◆ Challenge ◆
Copy out every line of the material below, keeping each character and line break as shown.

━━ Recorded data

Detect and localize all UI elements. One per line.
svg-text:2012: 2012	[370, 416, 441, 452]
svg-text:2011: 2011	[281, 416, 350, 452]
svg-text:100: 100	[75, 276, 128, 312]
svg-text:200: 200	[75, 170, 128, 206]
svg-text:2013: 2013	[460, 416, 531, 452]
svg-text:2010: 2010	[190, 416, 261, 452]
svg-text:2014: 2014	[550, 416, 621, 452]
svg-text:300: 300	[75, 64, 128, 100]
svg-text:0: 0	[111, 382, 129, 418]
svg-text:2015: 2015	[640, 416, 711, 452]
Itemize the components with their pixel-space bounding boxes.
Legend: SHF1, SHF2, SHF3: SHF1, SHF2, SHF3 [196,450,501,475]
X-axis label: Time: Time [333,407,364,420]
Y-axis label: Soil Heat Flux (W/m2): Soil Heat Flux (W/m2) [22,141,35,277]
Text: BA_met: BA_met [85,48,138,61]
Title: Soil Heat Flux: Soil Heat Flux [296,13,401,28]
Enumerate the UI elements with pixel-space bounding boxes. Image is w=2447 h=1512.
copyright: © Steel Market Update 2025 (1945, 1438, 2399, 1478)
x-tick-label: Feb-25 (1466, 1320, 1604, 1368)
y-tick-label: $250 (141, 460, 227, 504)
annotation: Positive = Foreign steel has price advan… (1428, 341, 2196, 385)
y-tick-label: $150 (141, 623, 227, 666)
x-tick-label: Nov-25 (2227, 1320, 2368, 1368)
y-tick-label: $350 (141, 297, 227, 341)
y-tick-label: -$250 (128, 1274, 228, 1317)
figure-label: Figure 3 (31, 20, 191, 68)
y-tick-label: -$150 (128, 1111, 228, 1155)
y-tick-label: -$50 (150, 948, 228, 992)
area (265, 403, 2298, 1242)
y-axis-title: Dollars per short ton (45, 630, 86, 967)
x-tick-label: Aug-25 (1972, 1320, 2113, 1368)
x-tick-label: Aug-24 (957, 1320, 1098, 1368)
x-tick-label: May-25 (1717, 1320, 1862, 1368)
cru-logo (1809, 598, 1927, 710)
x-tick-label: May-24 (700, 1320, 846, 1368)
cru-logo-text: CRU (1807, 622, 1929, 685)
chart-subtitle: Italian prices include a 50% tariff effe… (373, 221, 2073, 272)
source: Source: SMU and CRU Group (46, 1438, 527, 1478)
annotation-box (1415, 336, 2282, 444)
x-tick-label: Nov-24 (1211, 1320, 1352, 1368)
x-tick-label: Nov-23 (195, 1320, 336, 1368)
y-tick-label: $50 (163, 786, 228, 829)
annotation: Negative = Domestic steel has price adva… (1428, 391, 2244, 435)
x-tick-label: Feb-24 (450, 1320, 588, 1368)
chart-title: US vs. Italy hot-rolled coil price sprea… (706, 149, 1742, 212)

━━━━

◆ Exercise response ◆
Detect and localize all UI elements. One per line.
svg-text:2012: 2012	[370, 416, 441, 452]
svg-text:2011: 2011	[281, 416, 350, 452]
svg-text:100: 100	[75, 276, 128, 312]
svg-text:200: 200	[75, 170, 128, 206]
svg-text:2013: 2013	[460, 416, 531, 452]
svg-text:2010: 2010	[190, 416, 261, 452]
svg-text:2014: 2014	[550, 416, 621, 452]
svg-text:300: 300	[75, 64, 128, 100]
svg-text:0: 0	[111, 382, 129, 418]
svg-text:2015: 2015	[640, 416, 711, 452]
Itemize the components with their pixel-space bounding boxes.
Legend: SHF1, SHF2, SHF3: SHF1, SHF2, SHF3 [196,450,501,475]
X-axis label: Time: Time [333,407,364,420]
Y-axis label: Soil Heat Flux (W/m2): Soil Heat Flux (W/m2) [22,141,35,277]
Text: BA_met: BA_met [85,48,138,61]
Title: Soil Heat Flux: Soil Heat Flux [296,13,401,28]
Enumerate the UI elements with pixel-space bounding boxes. Image is w=2447 h=1512.
copyright: © Steel Market Update 2025 (1945, 1438, 2399, 1478)
x-tick-label: Feb-25 (1466, 1320, 1604, 1368)
y-tick-label: $250 (141, 460, 227, 504)
annotation: Positive = Foreign steel has price advan… (1428, 341, 2196, 385)
y-tick-label: $150 (141, 623, 227, 666)
x-tick-label: Nov-25 (2227, 1320, 2368, 1368)
y-tick-label: $350 (141, 297, 227, 341)
y-tick-label: -$250 (128, 1274, 228, 1317)
figure-label: Figure 3 (31, 20, 191, 68)
y-tick-label: -$150 (128, 1111, 228, 1155)
y-tick-label: -$50 (150, 948, 228, 992)
area (265, 403, 2298, 1242)
y-axis-title: Dollars per short ton (45, 630, 86, 967)
x-tick-label: Aug-25 (1972, 1320, 2113, 1368)
x-tick-label: Aug-24 (957, 1320, 1098, 1368)
x-tick-label: May-25 (1717, 1320, 1862, 1368)
cru-logo (1809, 598, 1927, 710)
x-tick-label: May-24 (700, 1320, 846, 1368)
cru-logo-text: CRU (1807, 622, 1929, 685)
chart-subtitle: Italian prices include a 50% tariff effe… (373, 221, 2073, 272)
source: Source: SMU and CRU Group (46, 1438, 527, 1478)
annotation-box (1415, 336, 2282, 444)
x-tick-label: Nov-24 (1211, 1320, 1352, 1368)
x-tick-label: Nov-23 (195, 1320, 336, 1368)
y-tick-label: $50 (163, 786, 228, 829)
annotation: Negative = Domestic steel has price adva… (1428, 391, 2244, 435)
x-tick-label: Feb-24 (450, 1320, 588, 1368)
chart-title: US vs. Italy hot-rolled coil price sprea… (706, 149, 1742, 212)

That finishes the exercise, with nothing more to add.